-- START RECORDS PROVIDED --
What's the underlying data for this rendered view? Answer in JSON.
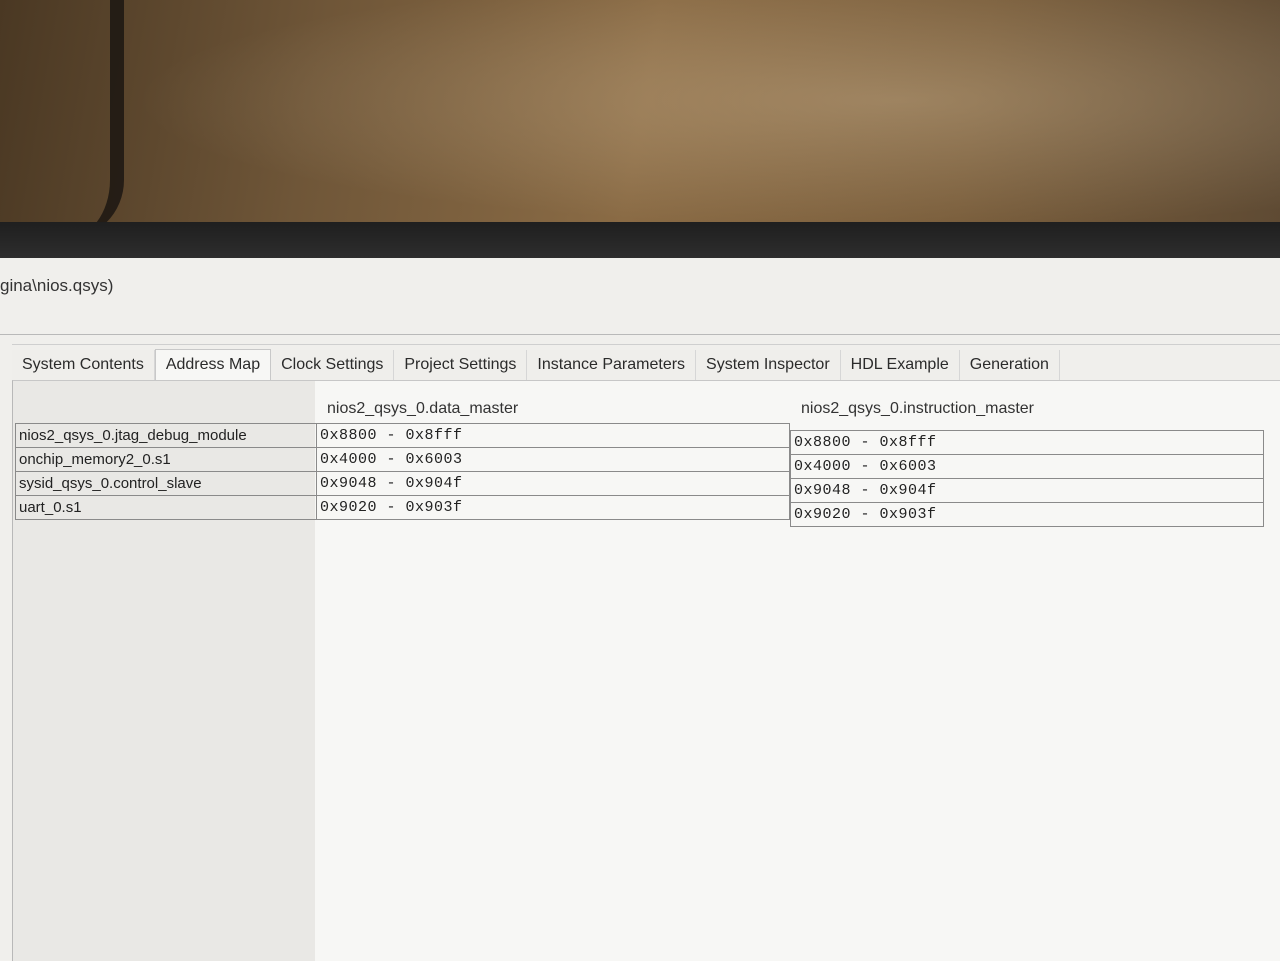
{
  "window": {
    "title": "gina\\nios.qsys)"
  },
  "tabs": [
    {
      "label": "System Contents",
      "active": false
    },
    {
      "label": "Address Map",
      "active": true
    },
    {
      "label": "Clock Settings",
      "active": false
    },
    {
      "label": "Project Settings",
      "active": false
    },
    {
      "label": "Instance Parameters",
      "active": false
    },
    {
      "label": "System Inspector",
      "active": false
    },
    {
      "label": "HDL Example",
      "active": false
    },
    {
      "label": "Generation",
      "active": false
    }
  ],
  "address_map": {
    "columns": [
      "nios2_qsys_0.data_master",
      "nios2_qsys_0.instruction_master"
    ],
    "rows": [
      {
        "slave": "nios2_qsys_0.jtag_debug_module",
        "data_master": "0x8800 - 0x8fff",
        "instruction_master": "0x8800 - 0x8fff"
      },
      {
        "slave": "onchip_memory2_0.s1",
        "data_master": "0x4000 - 0x6003",
        "instruction_master": "0x4000 - 0x6003"
      },
      {
        "slave": "sysid_qsys_0.control_slave",
        "data_master": "0x9048 - 0x904f",
        "instruction_master": "0x9048 - 0x904f"
      },
      {
        "slave": "uart_0.s1",
        "data_master": "0x9020 - 0x903f",
        "instruction_master": "0x9020 - 0x903f"
      }
    ]
  }
}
-- END RECORDS PROVIDED --
### EXERCISE DESCRIPTION
Quote the data above in full and without alteration; skip the pictures.

### SOLUTION BELOW
What's the underlying data for this rendered view? Answer in JSON.
{
  "window": {
    "title": "gina\\nios.qsys)"
  },
  "tabs": [
    {
      "label": "System Contents",
      "active": false
    },
    {
      "label": "Address Map",
      "active": true
    },
    {
      "label": "Clock Settings",
      "active": false
    },
    {
      "label": "Project Settings",
      "active": false
    },
    {
      "label": "Instance Parameters",
      "active": false
    },
    {
      "label": "System Inspector",
      "active": false
    },
    {
      "label": "HDL Example",
      "active": false
    },
    {
      "label": "Generation",
      "active": false
    }
  ],
  "address_map": {
    "columns": [
      "nios2_qsys_0.data_master",
      "nios2_qsys_0.instruction_master"
    ],
    "rows": [
      {
        "slave": "nios2_qsys_0.jtag_debug_module",
        "data_master": "0x8800 - 0x8fff",
        "instruction_master": "0x8800 - 0x8fff"
      },
      {
        "slave": "onchip_memory2_0.s1",
        "data_master": "0x4000 - 0x6003",
        "instruction_master": "0x4000 - 0x6003"
      },
      {
        "slave": "sysid_qsys_0.control_slave",
        "data_master": "0x9048 - 0x904f",
        "instruction_master": "0x9048 - 0x904f"
      },
      {
        "slave": "uart_0.s1",
        "data_master": "0x9020 - 0x903f",
        "instruction_master": "0x9020 - 0x903f"
      }
    ]
  }
}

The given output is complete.